Source excerpt ▸
The unary numeral system is the simplest numeral system to represent natural numbers:[1] to represent a number N, a symbol representing 1 is repeated N times.[2]

In the unary system, the number 0 (zero) is represented by the empty string, that is, the absence of a symbol. Numbers 1, 2, 3, 4, 5, 6, ... are represented in unary as 1, 11, 111, 1111, 11111, 111111, ...[3]

Unary is a bijective numeral system. However, because the value of a digit does not depend on its position, it is not a form of positional notation, and it is unclear whether it would be appropriate to say that it has a base (or "radix") of 1, as it behaves differently from all other bases.[citation needed]

The use of tally marks in counting is an application of the unary numeral system. For example, using the tally mark | (𝍷), the number 3 is represented as |||. In East Asian cultures, the number 3 is represented as 三, a character drawn with three strokes.[4] (One and two are represented similarly.) In China and Japan, the character 正, drawn with 5 strokes, is sometimes used to represent 5 as a tally.[5][6]

Unary numbers should be distinguished from repunits, which are also written as sequences of ones but have their usual decimal numerical interpretation.

Written instruction A ▸
Reproduce word for word the lines of the entries starting with the line that contains "histogram-bar: [377, 349, 387, 400]" and going on through the line that contains "x-tick-label: 10: [441, 407, 458, 422]".
The passage on unary numerals and the entries after it come from unrelated sources.

Dataset excerpts ▸

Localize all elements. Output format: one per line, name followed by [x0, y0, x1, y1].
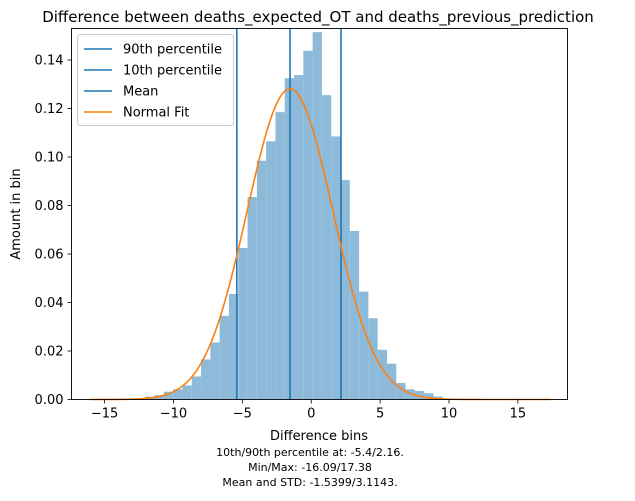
histogram-bar: [377, 349, 387, 400]
histogram-bar: [182, 385, 192, 400]
histogram-bar: [414, 391, 425, 400]
histogram-bar: [191, 376, 202, 400]
chart-title: Difference between deaths_expected_OT an…: [42, 8, 594, 27]
histogram-bar: [321, 95, 332, 400]
histogram-bar: [349, 230, 360, 400]
histogram-bar: [219, 315, 229, 400]
x-tick-label: 10: [441, 407, 458, 422]
histogram-bar: [247, 197, 257, 400]
x-tick-label: 5: [376, 407, 384, 422]
histogram-bar: [256, 160, 267, 400]
x-tick-label: −15: [91, 407, 118, 422]
x-axis-ticks: −15 −10 −5 0 5 10 15: [91, 399, 527, 422]
legend-box: [77, 34, 234, 126]
y-tick-label: 0.04: [35, 296, 64, 311]
histogram-bar: [266, 141, 276, 400]
histogram-bar: [368, 318, 378, 400]
footer-line-2: Min/Max: -16.09/17.38: [248, 461, 372, 474]
y-tick-label: 0.00: [35, 393, 64, 408]
x-tick-label: −5: [233, 407, 252, 422]
histogram-bar: [405, 389, 415, 400]
histogram-bar: [340, 180, 350, 400]
histogram-bar: [163, 391, 174, 400]
histogram-bar: [201, 359, 211, 400]
legend: 90th percentile 10th percentile Mean Normal…: [77, 34, 234, 126]
footer-line-3: Mean and STD: -1.5399/3.1143.: [222, 476, 398, 489]
y-tick-label: 0.06: [35, 248, 64, 263]
legend-label: Normal Fit: [123, 106, 189, 121]
x-tick-label: 0: [307, 407, 315, 422]
x-tick-label: 15: [510, 407, 527, 422]
footer-line-1: 10th/90th percentile at: -5.4/2.16.: [216, 446, 404, 459]
y-tick-label: 0.02: [35, 345, 64, 360]
percentile-lines: [236, 28, 342, 400]
y-tick-label: 0.10: [35, 151, 64, 166]
x-tick-label: −10: [160, 407, 187, 422]
y-axis-label: Amount in bin: [9, 168, 24, 259]
y-tick-label: 0.12: [35, 102, 64, 117]
histogram-bar: [312, 32, 322, 400]
y-axis-ticks: 0.00 0.02 0.04 0.06 0.08 0.10 0.12 0.14: [35, 54, 72, 408]
histogram-bar: [210, 342, 220, 400]
x-axis-label: Difference bins: [270, 429, 368, 444]
histogram-bar: [275, 112, 285, 400]
histogram-bar: [331, 136, 341, 400]
histogram-bar: [424, 393, 434, 400]
y-tick-label: 0.08: [35, 199, 64, 214]
legend-label: 10th percentile: [123, 64, 222, 79]
histogram-bar: [173, 389, 183, 400]
histogram-bar: [396, 383, 406, 400]
histogram-bar: [238, 247, 248, 400]
histogram-bar: [359, 291, 369, 400]
legend-label: 90th percentile: [123, 43, 222, 58]
legend-items: 90th percentile 10th percentile Mean Normal…: [84, 43, 222, 121]
legend-label: Mean: [123, 85, 158, 100]
y-tick-label: 0.14: [35, 54, 64, 69]
plot-frame: [71, 28, 568, 400]
chart: Difference between deaths_expected_OT an…: [9, 8, 594, 444]
histogram-bar: [303, 50, 313, 400]
histogram-bar: [294, 75, 304, 400]
histogram-bar: [228, 294, 239, 400]
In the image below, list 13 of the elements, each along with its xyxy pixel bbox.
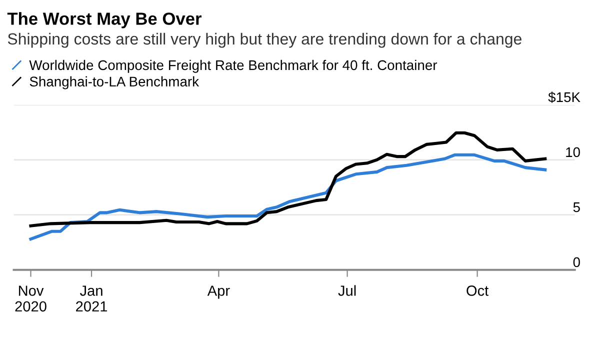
x-tick-label: Nov 2020	[15, 286, 46, 312]
x-tick-label: Jul	[338, 285, 356, 296]
x-tick-label: Apr	[207, 286, 230, 299]
x-tick-label: Oct	[466, 286, 489, 296]
legend-label: Worldwide Composite Freight Rate Benchmark for 40 ft. Container	[29, 60, 438, 73]
chart-title: The Worst May Be Over	[7, 12, 202, 28]
y-tick-label: 5	[573, 202, 580, 212]
chart-subtitle: Shipping costs are still very high but they are trending down for a change	[8, 32, 522, 48]
x-tick-label: Jan 2021	[76, 286, 108, 312]
legend-label: Shanghai-to-LA Benchmark	[30, 76, 200, 90]
y-tick-label: 0	[573, 257, 580, 268]
y-tick-label: 10	[566, 147, 580, 158]
y-tick-label: $15K	[548, 92, 580, 103]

Written instruction B ▸
Quote the passage on unary numerals exactly, starting with "The use of tally" and going on through "decimal numerical interpretation.".

Correct output A ▸
histogram-bar: [377, 349, 387, 400]
histogram-bar: [182, 385, 192, 400]
histogram-bar: [414, 391, 425, 400]
histogram-bar: [191, 376, 202, 400]
chart-title: Difference between deaths_expected_OT an…: [42, 8, 594, 27]
histogram-bar: [321, 95, 332, 400]
histogram-bar: [349, 230, 360, 400]
histogram-bar: [219, 315, 229, 400]
x-tick-label: 10: [441, 407, 458, 422]

Correct output B ▸
The use of tally marks in counting is an application of the unary numeral system. For example, using the tally mark | (𝍷), the number 3 is represented as |||. In East Asian cultures, the number 3 is represented as 三, a character drawn with three strokes.[4] (One and two are represented similarly.) In China and Japan, the character 正, drawn with 5 strokes, is sometimes used to represent 5 as a tally.[5][6]

Unary numbers should be distinguished from repunits, which are also written as sequences of ones but have their usual decimal numerical interpretation.